## [Aim of the exercise]
Repeat the lines beginning at the one with "Convert this chart" and running to the end of the material, keeping the first and last of them, exactly as they appear.

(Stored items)
[Start]

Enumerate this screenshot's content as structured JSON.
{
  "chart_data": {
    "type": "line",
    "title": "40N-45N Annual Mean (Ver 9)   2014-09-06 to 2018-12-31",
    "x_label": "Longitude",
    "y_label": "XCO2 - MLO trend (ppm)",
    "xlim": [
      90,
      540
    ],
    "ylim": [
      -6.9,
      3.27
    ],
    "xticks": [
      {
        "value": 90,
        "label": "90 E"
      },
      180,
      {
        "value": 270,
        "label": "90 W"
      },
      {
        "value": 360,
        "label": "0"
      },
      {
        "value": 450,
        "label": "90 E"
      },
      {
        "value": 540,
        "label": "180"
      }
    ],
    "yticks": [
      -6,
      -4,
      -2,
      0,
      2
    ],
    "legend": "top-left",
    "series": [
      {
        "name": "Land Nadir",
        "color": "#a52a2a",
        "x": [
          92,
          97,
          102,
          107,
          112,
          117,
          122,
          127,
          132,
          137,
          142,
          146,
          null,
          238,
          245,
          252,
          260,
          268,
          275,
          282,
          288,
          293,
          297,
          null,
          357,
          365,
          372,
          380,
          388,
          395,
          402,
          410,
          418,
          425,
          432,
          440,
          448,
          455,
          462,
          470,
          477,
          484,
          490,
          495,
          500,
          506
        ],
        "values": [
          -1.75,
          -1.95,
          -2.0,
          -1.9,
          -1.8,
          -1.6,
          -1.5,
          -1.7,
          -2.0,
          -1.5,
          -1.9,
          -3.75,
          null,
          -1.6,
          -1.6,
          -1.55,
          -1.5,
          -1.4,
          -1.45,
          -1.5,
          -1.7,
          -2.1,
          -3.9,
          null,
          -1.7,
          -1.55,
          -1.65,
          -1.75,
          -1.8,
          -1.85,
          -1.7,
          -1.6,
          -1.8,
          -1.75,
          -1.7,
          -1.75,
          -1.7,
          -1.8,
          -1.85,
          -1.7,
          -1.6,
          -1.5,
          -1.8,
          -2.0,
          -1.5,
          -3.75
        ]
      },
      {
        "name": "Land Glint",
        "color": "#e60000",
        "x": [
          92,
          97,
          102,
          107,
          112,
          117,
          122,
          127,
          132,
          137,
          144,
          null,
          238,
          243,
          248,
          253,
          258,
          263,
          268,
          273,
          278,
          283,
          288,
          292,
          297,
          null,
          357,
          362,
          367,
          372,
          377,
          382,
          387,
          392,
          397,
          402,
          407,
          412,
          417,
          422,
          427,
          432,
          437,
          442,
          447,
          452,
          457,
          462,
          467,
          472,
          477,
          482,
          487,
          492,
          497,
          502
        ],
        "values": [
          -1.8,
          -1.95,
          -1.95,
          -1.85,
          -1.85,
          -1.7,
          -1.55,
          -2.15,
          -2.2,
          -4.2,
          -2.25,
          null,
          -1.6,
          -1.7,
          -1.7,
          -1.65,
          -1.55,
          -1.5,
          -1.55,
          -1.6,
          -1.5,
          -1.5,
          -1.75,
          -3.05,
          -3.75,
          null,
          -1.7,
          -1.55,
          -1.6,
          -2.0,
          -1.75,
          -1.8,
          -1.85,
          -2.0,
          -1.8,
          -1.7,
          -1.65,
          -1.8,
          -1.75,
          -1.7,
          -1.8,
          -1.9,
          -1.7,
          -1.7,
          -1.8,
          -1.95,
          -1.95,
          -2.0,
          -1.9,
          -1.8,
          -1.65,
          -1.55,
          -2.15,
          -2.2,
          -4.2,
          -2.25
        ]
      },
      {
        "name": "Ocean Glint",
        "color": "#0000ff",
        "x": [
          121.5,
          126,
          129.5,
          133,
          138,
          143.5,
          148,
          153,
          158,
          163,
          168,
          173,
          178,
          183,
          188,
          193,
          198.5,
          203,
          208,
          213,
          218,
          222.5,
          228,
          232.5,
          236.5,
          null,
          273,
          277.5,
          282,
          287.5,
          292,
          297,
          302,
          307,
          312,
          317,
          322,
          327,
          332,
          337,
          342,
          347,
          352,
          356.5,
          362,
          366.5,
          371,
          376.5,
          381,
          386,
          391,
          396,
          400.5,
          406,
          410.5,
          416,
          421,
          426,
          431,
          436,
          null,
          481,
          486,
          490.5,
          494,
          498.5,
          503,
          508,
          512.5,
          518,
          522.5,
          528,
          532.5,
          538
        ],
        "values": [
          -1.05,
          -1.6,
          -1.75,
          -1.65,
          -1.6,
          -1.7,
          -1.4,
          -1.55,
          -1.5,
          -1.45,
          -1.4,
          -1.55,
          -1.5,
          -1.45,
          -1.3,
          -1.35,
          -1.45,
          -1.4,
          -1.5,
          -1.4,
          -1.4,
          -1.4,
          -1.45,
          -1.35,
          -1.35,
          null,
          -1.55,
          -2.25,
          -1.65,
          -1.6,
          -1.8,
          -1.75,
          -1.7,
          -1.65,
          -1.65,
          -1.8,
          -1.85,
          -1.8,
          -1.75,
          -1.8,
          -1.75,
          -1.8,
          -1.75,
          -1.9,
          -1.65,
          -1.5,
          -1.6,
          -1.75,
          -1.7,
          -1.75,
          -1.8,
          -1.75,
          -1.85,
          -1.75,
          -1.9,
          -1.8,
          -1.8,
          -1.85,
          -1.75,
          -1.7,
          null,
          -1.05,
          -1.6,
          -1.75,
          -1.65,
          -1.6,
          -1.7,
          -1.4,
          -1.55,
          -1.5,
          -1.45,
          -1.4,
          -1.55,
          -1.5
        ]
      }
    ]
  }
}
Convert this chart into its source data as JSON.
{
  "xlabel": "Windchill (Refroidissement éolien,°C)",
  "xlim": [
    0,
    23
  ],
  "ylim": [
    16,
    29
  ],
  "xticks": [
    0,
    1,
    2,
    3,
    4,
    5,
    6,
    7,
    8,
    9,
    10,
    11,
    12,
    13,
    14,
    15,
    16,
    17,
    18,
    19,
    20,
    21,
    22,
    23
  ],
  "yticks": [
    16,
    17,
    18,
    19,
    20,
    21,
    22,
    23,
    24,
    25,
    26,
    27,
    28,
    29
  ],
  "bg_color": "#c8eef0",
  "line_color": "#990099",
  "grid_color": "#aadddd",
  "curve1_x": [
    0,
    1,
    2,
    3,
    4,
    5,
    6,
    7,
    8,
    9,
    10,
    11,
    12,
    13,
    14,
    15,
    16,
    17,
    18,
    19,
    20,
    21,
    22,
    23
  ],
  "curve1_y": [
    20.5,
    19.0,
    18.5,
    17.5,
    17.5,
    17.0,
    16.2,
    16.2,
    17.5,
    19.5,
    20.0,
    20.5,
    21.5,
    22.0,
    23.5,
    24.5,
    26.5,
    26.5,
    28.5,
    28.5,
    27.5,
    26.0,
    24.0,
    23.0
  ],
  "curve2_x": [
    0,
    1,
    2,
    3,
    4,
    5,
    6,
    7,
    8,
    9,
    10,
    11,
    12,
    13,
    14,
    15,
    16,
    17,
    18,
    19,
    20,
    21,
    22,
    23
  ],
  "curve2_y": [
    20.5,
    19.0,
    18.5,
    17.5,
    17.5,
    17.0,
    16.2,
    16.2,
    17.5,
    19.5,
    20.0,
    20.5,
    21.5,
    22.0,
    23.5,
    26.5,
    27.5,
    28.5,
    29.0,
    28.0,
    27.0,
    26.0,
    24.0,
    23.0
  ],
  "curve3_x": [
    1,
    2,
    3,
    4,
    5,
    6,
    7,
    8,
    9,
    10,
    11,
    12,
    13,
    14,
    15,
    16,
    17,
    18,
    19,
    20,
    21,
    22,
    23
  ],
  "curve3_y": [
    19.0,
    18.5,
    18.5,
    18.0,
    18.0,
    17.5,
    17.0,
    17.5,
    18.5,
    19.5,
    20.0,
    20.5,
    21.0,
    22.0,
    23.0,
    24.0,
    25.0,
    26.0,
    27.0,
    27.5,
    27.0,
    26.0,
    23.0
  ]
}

[End]

## [Result of the task]
Convert this chart into its source data as JSON.
{
  "xlabel": "Windchill (Refroidissement éolien,°C)",
  "xlim": [
    0,
    23
  ],
  "ylim": [
    16,
    29
  ],
  "xticks": [
    0,
    1,
    2,
    3,
    4,
    5,
    6,
    7,
    8,
    9,
    10,
    11,
    12,
    13,
    14,
    15,
    16,
    17,
    18,
    19,
    20,
    21,
    22,
    23
  ],
  "yticks": [
    16,
    17,
    18,
    19,
    20,
    21,
    22,
    23,
    24,
    25,
    26,
    27,
    28,
    29
  ],
  "bg_color": "#c8eef0",
  "line_color": "#990099",
  "grid_color": "#aadddd",
  "curve1_x": [
    0,
    1,
    2,
    3,
    4,
    5,
    6,
    7,
    8,
    9,
    10,
    11,
    12,
    13,
    14,
    15,
    16,
    17,
    18,
    19,
    20,
    21,
    22,
    23
  ],
  "curve1_y": [
    20.5,
    19.0,
    18.5,
    17.5,
    17.5,
    17.0,
    16.2,
    16.2,
    17.5,
    19.5,
    20.0,
    20.5,
    21.5,
    22.0,
    23.5,
    24.5,
    26.5,
    26.5,
    28.5,
    28.5,
    27.5,
    26.0,
    24.0,
    23.0
  ],
  "curve2_x": [
    0,
    1,
    2,
    3,
    4,
    5,
    6,
    7,
    8,
    9,
    10,
    11,
    12,
    13,
    14,
    15,
    16,
    17,
    18,
    19,
    20,
    21,
    22,
    23
  ],
  "curve2_y": [
    20.5,
    19.0,
    18.5,
    17.5,
    17.5,
    17.0,
    16.2,
    16.2,
    17.5,
    19.5,
    20.0,
    20.5,
    21.5,
    22.0,
    23.5,
    26.5,
    27.5,
    28.5,
    29.0,
    28.0,
    27.0,
    26.0,
    24.0,
    23.0
  ],
  "curve3_x": [
    1,
    2,
    3,
    4,
    5,
    6,
    7,
    8,
    9,
    10,
    11,
    12,
    13,
    14,
    15,
    16,
    17,
    18,
    19,
    20,
    21,
    22,
    23
  ],
  "curve3_y": [
    19.0,
    18.5,
    18.5,
    18.0,
    18.0,
    17.5,
    17.0,
    17.5,
    18.5,
    19.5,
    20.0,
    20.5,
    21.0,
    22.0,
    23.0,
    24.0,
    25.0,
    26.0,
    27.0,
    27.5,
    27.0,
    26.0,
    23.0
  ]
}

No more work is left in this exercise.